▶ _Stated problem_
Which lines contain the word "ffffff"? Return each of them as written.

----

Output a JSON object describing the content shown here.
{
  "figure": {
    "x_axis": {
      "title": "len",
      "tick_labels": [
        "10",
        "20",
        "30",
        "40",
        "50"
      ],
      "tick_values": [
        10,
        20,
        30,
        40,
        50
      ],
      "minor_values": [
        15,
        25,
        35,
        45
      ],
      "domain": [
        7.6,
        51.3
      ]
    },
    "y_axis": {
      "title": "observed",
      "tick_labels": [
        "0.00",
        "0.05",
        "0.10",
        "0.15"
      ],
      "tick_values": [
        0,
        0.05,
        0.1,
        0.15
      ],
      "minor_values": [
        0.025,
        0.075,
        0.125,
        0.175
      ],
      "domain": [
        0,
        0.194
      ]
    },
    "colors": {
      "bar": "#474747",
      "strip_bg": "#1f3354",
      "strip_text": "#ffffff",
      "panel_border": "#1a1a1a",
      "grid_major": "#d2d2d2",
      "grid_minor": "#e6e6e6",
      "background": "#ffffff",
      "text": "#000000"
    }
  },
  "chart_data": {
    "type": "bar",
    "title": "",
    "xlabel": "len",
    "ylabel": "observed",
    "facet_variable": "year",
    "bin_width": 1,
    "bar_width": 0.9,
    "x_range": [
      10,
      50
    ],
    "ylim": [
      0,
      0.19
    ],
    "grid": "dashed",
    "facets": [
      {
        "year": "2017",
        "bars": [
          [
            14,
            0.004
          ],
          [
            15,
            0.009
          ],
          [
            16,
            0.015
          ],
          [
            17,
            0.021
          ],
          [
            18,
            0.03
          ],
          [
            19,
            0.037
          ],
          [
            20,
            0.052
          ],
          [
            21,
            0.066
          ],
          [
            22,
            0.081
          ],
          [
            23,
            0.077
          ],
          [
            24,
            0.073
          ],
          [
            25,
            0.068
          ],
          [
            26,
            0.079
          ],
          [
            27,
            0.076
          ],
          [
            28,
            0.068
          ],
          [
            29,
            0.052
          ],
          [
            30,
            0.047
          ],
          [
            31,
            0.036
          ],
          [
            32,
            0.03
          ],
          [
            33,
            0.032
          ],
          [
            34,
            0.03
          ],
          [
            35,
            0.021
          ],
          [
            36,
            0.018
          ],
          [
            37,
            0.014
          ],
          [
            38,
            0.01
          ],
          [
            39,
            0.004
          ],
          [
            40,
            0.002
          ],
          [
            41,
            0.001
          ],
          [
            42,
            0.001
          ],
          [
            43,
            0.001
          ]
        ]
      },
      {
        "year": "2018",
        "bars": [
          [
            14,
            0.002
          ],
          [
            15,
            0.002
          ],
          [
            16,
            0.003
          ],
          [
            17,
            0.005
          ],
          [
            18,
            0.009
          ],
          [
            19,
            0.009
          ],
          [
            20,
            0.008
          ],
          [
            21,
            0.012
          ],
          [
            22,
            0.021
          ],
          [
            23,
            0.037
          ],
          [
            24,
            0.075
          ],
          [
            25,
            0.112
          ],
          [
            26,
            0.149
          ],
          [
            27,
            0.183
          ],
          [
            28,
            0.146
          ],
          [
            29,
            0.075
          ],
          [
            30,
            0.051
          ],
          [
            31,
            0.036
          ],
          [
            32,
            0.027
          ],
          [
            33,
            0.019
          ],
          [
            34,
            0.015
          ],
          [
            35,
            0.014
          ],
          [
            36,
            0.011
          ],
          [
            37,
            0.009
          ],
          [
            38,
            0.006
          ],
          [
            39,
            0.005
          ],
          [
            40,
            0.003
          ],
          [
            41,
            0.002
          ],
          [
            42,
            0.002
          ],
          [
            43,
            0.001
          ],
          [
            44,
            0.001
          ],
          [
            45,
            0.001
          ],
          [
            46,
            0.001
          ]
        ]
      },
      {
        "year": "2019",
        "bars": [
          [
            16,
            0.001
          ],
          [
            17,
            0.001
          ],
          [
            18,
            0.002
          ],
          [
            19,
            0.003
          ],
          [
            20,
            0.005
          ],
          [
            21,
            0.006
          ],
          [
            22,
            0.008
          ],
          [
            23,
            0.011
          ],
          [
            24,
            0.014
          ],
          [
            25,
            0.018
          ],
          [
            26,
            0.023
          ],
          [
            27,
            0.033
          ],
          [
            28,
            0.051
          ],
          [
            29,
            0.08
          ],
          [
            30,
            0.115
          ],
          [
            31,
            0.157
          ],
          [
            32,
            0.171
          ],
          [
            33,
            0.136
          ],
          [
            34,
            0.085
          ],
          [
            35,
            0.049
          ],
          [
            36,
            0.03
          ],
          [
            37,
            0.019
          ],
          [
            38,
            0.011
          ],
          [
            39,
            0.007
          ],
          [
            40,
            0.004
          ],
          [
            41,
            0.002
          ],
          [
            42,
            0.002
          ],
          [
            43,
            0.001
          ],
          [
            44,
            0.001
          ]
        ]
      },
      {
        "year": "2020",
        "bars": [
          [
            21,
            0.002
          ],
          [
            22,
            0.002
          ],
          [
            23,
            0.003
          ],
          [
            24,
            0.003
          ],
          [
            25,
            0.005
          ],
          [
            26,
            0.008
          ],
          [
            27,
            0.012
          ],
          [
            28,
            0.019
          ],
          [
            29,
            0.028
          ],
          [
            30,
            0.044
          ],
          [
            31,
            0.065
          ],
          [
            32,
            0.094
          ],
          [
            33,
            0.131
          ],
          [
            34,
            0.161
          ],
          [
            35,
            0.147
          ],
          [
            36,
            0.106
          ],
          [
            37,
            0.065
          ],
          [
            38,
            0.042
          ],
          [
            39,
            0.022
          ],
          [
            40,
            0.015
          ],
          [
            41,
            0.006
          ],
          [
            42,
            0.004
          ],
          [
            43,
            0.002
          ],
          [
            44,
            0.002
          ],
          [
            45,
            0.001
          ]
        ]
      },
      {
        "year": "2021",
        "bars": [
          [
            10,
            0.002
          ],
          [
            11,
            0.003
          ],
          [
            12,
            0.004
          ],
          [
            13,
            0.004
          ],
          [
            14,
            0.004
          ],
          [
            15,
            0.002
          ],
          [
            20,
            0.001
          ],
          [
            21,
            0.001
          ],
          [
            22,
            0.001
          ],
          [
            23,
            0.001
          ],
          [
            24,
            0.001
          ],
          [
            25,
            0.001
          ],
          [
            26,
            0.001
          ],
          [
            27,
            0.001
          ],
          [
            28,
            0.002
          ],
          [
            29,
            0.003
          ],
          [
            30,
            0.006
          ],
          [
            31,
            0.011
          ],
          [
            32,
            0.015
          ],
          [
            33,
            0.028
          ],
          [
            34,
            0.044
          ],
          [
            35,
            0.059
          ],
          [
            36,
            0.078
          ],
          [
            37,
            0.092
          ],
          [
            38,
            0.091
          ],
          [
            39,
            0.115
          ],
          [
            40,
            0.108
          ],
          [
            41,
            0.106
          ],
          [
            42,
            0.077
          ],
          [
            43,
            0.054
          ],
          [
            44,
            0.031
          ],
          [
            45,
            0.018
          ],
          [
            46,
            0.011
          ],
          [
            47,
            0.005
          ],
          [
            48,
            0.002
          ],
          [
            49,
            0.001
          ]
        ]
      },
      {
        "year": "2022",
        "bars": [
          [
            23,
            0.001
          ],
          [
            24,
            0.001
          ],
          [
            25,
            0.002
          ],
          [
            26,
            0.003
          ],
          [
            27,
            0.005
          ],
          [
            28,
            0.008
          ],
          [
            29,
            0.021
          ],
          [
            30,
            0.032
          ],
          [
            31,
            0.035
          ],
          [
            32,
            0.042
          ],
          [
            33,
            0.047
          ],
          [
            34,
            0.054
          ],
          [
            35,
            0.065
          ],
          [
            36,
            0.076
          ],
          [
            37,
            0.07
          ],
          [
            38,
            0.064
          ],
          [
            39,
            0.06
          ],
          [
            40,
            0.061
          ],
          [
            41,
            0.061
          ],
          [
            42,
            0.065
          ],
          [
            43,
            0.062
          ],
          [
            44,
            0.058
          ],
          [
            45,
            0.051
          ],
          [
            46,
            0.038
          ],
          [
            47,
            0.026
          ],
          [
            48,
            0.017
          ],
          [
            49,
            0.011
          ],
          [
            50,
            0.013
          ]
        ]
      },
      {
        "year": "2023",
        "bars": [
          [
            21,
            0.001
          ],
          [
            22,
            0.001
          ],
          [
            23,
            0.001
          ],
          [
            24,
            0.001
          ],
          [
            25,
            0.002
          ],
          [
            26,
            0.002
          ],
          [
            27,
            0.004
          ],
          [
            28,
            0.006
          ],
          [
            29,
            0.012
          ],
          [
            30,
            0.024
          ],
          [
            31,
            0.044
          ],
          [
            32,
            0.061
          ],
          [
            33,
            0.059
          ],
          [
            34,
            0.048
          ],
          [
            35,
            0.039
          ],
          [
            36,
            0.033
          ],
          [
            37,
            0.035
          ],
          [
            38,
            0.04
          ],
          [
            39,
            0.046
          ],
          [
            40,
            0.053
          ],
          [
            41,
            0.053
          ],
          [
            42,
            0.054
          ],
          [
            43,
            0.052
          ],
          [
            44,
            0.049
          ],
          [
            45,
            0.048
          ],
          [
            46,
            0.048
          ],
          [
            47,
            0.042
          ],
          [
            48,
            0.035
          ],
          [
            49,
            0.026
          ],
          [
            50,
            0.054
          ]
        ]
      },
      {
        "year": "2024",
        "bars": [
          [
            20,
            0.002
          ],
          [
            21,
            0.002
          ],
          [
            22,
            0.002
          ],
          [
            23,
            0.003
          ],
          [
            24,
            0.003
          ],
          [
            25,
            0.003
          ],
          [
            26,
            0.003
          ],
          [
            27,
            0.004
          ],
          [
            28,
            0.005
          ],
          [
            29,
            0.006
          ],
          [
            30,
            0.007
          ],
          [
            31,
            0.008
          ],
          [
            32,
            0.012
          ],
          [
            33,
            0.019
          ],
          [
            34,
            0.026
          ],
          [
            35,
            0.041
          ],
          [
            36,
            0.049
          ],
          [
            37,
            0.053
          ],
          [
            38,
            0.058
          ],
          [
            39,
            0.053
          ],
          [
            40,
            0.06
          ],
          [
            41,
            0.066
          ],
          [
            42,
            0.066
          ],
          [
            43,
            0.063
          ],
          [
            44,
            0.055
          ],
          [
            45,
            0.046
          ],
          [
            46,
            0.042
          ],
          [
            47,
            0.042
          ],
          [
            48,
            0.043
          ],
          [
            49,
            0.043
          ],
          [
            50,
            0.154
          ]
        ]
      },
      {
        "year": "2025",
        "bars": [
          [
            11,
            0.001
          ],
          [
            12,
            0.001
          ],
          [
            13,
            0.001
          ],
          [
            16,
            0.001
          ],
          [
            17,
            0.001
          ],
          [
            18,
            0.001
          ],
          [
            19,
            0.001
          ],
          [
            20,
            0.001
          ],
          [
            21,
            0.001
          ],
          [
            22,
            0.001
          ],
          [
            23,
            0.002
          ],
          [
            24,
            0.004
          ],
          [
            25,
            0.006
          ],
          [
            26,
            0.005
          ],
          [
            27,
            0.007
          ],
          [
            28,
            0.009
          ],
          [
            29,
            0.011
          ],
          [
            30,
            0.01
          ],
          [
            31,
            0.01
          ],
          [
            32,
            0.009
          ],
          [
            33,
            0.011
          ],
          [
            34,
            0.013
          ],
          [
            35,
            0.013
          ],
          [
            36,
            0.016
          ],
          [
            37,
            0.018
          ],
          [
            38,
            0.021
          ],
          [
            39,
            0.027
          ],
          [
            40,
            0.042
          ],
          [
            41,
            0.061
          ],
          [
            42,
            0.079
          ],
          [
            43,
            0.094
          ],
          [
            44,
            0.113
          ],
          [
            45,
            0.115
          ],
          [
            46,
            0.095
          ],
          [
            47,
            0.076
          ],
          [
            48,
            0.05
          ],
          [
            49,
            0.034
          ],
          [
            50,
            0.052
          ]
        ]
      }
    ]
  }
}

----

▶ _Response_
      "strip_text": "#ffffff",
      "background": "#ffffff",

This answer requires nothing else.